++++ Extracted data
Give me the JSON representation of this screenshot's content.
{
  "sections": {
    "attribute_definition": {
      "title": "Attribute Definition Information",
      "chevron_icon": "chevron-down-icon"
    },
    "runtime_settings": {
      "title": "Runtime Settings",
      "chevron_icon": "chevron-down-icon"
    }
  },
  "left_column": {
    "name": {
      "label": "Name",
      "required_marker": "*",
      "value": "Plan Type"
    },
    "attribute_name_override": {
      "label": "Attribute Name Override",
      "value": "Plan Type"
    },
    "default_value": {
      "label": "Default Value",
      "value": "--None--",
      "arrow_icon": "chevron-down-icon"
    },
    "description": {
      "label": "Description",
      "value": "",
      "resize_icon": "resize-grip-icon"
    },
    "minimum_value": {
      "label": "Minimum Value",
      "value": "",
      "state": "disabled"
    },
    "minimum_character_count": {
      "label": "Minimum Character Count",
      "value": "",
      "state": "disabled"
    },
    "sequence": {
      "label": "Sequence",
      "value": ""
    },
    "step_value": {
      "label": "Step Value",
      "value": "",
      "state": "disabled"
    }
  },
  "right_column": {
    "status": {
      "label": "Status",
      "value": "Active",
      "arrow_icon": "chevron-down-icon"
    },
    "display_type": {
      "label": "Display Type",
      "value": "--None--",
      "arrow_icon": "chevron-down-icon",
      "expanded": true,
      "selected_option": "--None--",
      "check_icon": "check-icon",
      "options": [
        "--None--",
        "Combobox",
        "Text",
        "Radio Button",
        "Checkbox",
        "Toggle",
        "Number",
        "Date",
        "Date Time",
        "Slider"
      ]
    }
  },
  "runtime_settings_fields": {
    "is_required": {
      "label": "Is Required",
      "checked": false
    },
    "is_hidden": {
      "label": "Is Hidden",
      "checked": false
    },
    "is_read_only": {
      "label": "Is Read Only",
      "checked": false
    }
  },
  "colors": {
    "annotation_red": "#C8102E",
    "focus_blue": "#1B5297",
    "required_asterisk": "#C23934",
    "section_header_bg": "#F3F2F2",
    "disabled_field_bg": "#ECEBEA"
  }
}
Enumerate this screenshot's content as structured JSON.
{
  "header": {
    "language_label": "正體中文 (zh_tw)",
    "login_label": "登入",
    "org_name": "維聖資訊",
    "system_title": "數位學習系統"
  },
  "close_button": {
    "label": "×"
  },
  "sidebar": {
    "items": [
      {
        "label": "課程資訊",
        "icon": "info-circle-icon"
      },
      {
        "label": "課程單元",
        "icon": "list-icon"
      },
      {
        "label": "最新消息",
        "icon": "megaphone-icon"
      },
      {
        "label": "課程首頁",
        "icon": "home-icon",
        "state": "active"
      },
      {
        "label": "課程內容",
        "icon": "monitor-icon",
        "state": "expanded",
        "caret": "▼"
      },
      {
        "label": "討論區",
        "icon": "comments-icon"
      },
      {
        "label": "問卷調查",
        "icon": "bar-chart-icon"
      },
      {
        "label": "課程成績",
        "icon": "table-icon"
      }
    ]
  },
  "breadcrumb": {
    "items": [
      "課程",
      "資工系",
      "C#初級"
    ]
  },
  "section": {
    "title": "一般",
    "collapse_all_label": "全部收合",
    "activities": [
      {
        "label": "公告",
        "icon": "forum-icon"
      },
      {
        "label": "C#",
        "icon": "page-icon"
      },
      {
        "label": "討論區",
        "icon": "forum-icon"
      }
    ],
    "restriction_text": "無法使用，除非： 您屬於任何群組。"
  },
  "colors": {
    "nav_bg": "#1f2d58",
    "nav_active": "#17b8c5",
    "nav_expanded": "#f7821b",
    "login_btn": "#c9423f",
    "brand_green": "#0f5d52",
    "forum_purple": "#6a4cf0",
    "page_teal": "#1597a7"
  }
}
++++++++
▸ Short task:
Copy out the whole listing, exactly as written.

▸ Task answer:
Give me the JSON representation of this screenshot's content.
{
  "sections": {
    "attribute_definition": {
      "title": "Attribute Definition Information",
      "chevron_icon": "chevron-down-icon"
    },
    "runtime_settings": {
      "title": "Runtime Settings",
      "chevron_icon": "chevron-down-icon"
    }
  },
  "left_column": {
    "name": {
      "label": "Name",
      "required_marker": "*",
      "value": "Plan Type"
    },
    "attribute_name_override": {
      "label": "Attribute Name Override",
      "value": "Plan Type"
    },
    "default_value": {
      "label": "Default Value",
      "value": "--None--",
      "arrow_icon": "chevron-down-icon"
    },
    "description": {
      "label": "Description",
      "value": "",
      "resize_icon": "resize-grip-icon"
    },
    "minimum_value": {
      "label": "Minimum Value",
      "value": "",
      "state": "disabled"
    },
    "minimum_character_count": {
      "label": "Minimum Character Count",
      "value": "",
      "state": "disabled"
    },
    "sequence": {
      "label": "Sequence",
      "value": ""
    },
    "step_value": {
      "label": "Step Value",
      "value": "",
      "state": "disabled"
    }
  },
  "right_column": {
    "status": {
      "label": "Status",
      "value": "Active",
      "arrow_icon": "chevron-down-icon"
    },
    "display_type": {
      "label": "Display Type",
      "value": "--None--",
      "arrow_icon": "chevron-down-icon",
      "expanded": true,
      "selected_option": "--None--",
      "check_icon": "check-icon",
      "options": [
        "--None--",
        "Combobox",
        "Text",
        "Radio Button",
        "Checkbox",
        "Toggle",
        "Number",
        "Date",
        "Date Time",
        "Slider"
      ]
    }
  },
  "runtime_settings_fields": {
    "is_required": {
      "label": "Is Required",
      "checked": false
    },
    "is_hidden": {
      "label": "Is Hidden",
      "checked": false
    },
    "is_read_only": {
      "label": "Is Read Only",
      "checked": false
    }
  },
  "colors": {
    "annotation_red": "#C8102E",
    "focus_blue": "#1B5297",
    "required_asterisk": "#C23934",
    "section_header_bg": "#F3F2F2",
    "disabled_field_bg": "#ECEBEA"
  }
}
Enumerate this screenshot's content as structured JSON.
{
  "header": {
    "language_label": "正體中文 (zh_tw)",
    "login_label": "登入",
    "org_name": "維聖資訊",
    "system_title": "數位學習系統"
  },
  "close_button": {
    "label": "×"
  },
  "sidebar": {
    "items": [
      {
        "label": "課程資訊",
        "icon": "info-circle-icon"
      },
      {
        "label": "課程單元",
        "icon": "list-icon"
      },
      {
        "label": "最新消息",
        "icon": "megaphone-icon"
      },
      {
        "label": "課程首頁",
        "icon": "home-icon",
        "state": "active"
      },
      {
        "label": "課程內容",
        "icon": "monitor-icon",
        "state": "expanded",
        "caret": "▼"
      },
      {
        "label": "討論區",
        "icon": "comments-icon"
      },
      {
        "label": "問卷調查",
        "icon": "bar-chart-icon"
      },
      {
        "label": "課程成績",
        "icon": "table-icon"
      }
    ]
  },
  "breadcrumb": {
    "items": [
      "課程",
      "資工系",
      "C#初級"
    ]
  },
  "section": {
    "title": "一般",
    "collapse_all_label": "全部收合",
    "activities": [
      {
        "label": "公告",
        "icon": "forum-icon"
      },
      {
        "label": "C#",
        "icon": "page-icon"
      },
      {
        "label": "討論區",
        "icon": "forum-icon"
      }
    ],
    "restriction_text": "無法使用，除非： 您屬於任何群組。"
  },
  "colors": {
    "nav_bg": "#1f2d58",
    "nav_active": "#17b8c5",
    "nav_expanded": "#f7821b",
    "login_btn": "#c9423f",
    "brand_green": "#0f5d52",
    "forum_purple": "#6a4cf0",
    "page_teal": "#1597a7"
  }
}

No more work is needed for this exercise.